** Start of INFORMATION SHOWN **
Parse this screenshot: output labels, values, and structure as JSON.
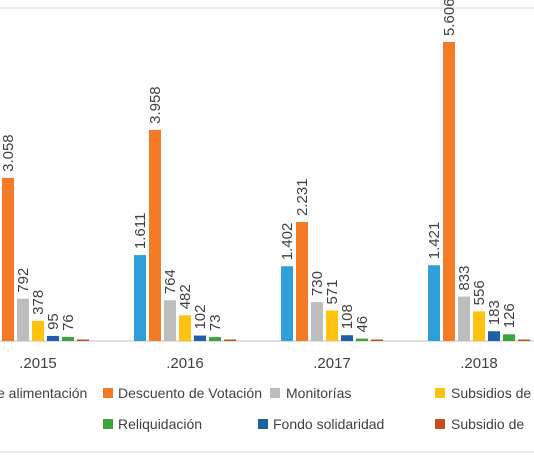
{
  "chart_data": {
    "type": "bar",
    "categories": [
      ".2015",
      ".2016",
      ".2017",
      ".2018"
    ],
    "series": [
      {
        "name": "Subsidio de alimentación",
        "legend_text": "e alimentación",
        "color": "#2E9FD8",
        "values": [
          null,
          1611,
          1402,
          1421
        ],
        "labels": [
          "",
          "1.611",
          "1.402",
          "1.421"
        ]
      },
      {
        "name": "Descuento de Votación",
        "legend_text": "Descuento de Votación",
        "color": "#F47B25",
        "values": [
          3058,
          3958,
          2231,
          5606
        ],
        "labels": [
          "3.058",
          "3.958",
          "2.231",
          "5.606"
        ]
      },
      {
        "name": "Monitorías",
        "legend_text": "Monitorías",
        "color": "#BDBDBD",
        "values": [
          792,
          764,
          730,
          833
        ],
        "labels": [
          "792",
          "764",
          "730",
          "833"
        ]
      },
      {
        "name": "Subsidios de",
        "legend_text": "Subsidios de",
        "color": "#FFC20E",
        "values": [
          378,
          482,
          571,
          556
        ],
        "labels": [
          "378",
          "482",
          "571",
          "556"
        ]
      },
      {
        "name": "Fondo solidaridad",
        "legend_text": "Fondo solidaridad",
        "color": "#1F5FA8",
        "values": [
          95,
          102,
          108,
          183
        ],
        "labels": [
          "95",
          "102",
          "108",
          "183"
        ]
      },
      {
        "name": "Reliquidación",
        "legend_text": "Reliquidación",
        "color": "#3BA53B",
        "values": [
          76,
          73,
          46,
          126
        ],
        "labels": [
          "76",
          "73",
          "46",
          "126"
        ]
      },
      {
        "name": "Subsidio de",
        "legend_text": "Subsidio de",
        "color": "#C0501A",
        "values": [
          10,
          10,
          10,
          12
        ],
        "labels": [
          "",
          "",
          "",
          ""
        ]
      }
    ],
    "ylim": [
      0,
      5606
    ],
    "grid": false,
    "legend_position": "bottom"
  }
}
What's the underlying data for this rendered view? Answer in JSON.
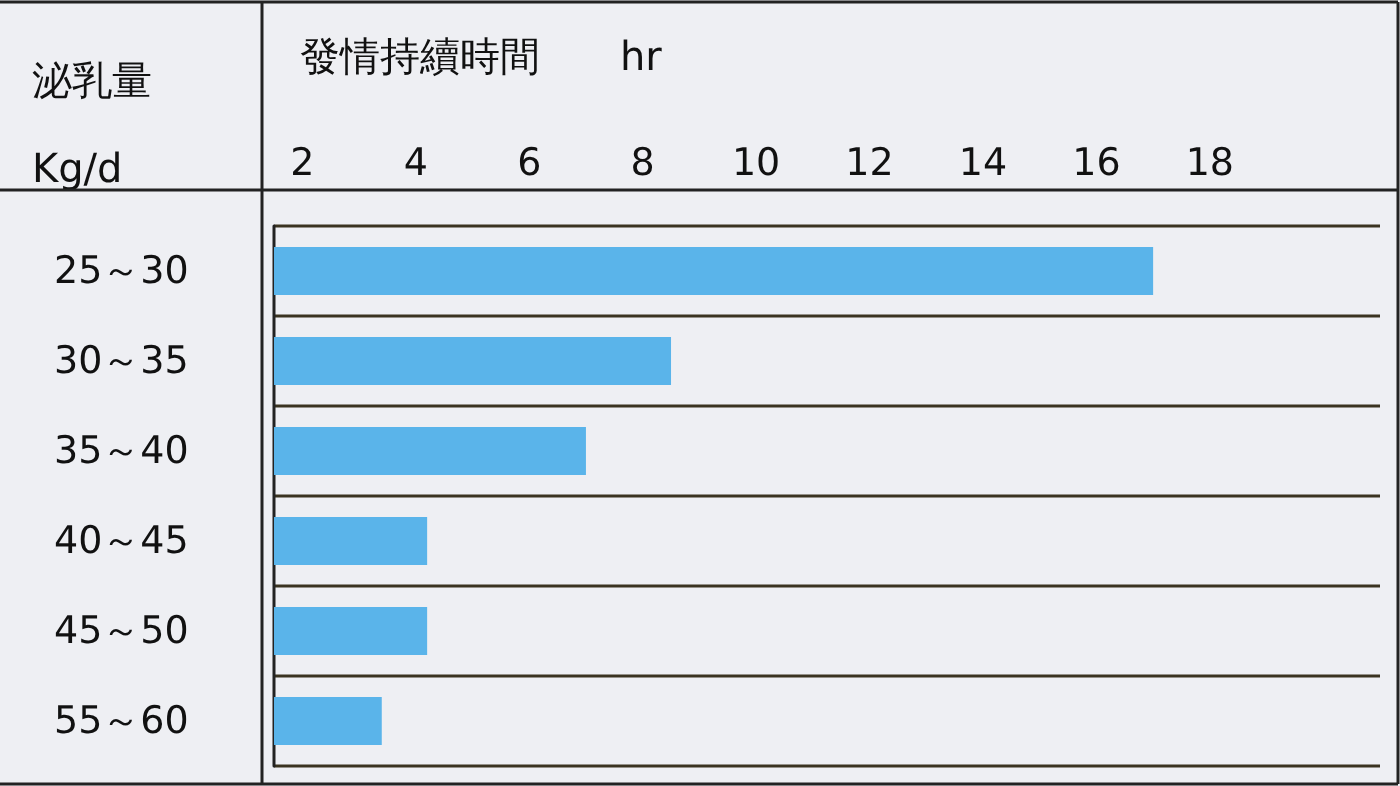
{
  "chart_data": {
    "type": "bar",
    "orientation": "horizontal",
    "xlabel": "發情持續時間　　hr",
    "ylabel": "泌乳量\nKg/d",
    "categories": [
      "25～30",
      "30～35",
      "35～40",
      "40～45",
      "45～50",
      "55～60"
    ],
    "values": [
      17,
      8.5,
      7,
      4.2,
      4.2,
      3.4
    ],
    "color": "#5ab4ea",
    "xlim": [
      1.5,
      21
    ],
    "xticks": [
      2,
      4,
      6,
      8,
      10,
      12,
      14,
      16,
      18
    ],
    "grid": "y"
  }
}
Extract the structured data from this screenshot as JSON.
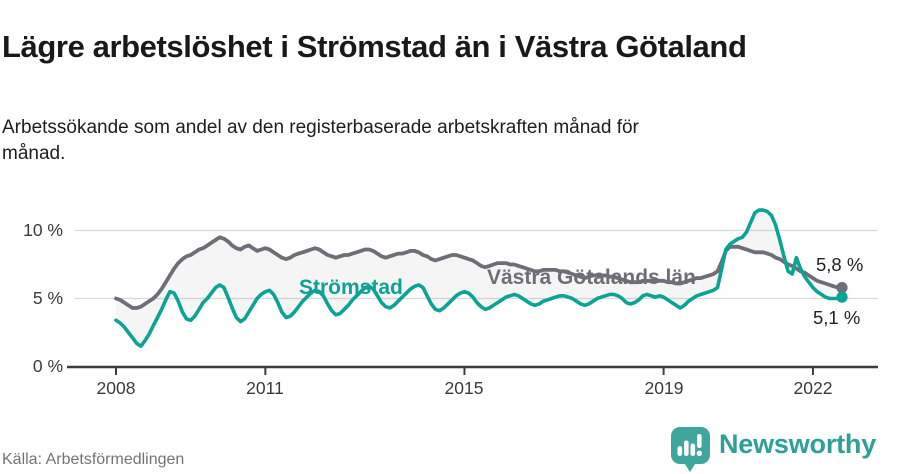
** End of INFORMATION SHOWN **
● TASK BRIEF
Starting at the line that contains "What's the underlying", write out every line through the end of the entries, both ends included, without any pictures.

● CORRECT RESPONSE
What's the underlying data for this rendered view? Answer in JSON.
{
  "chart_data": {
    "type": "bar",
    "orientation": "horizontal",
    "xlabel": "發情持續時間　　hr",
    "ylabel": "泌乳量\nKg/d",
    "categories": [
      "25～30",
      "30～35",
      "35～40",
      "40～45",
      "45～50",
      "55～60"
    ],
    "values": [
      17,
      8.5,
      7,
      4.2,
      4.2,
      3.4
    ],
    "color": "#5ab4ea",
    "xlim": [
      1.5,
      21
    ],
    "xticks": [
      2,
      4,
      6,
      8,
      10,
      12,
      14,
      16,
      18
    ],
    "grid": "y"
  }
}
Extract the structured data from this screenshot as JSON.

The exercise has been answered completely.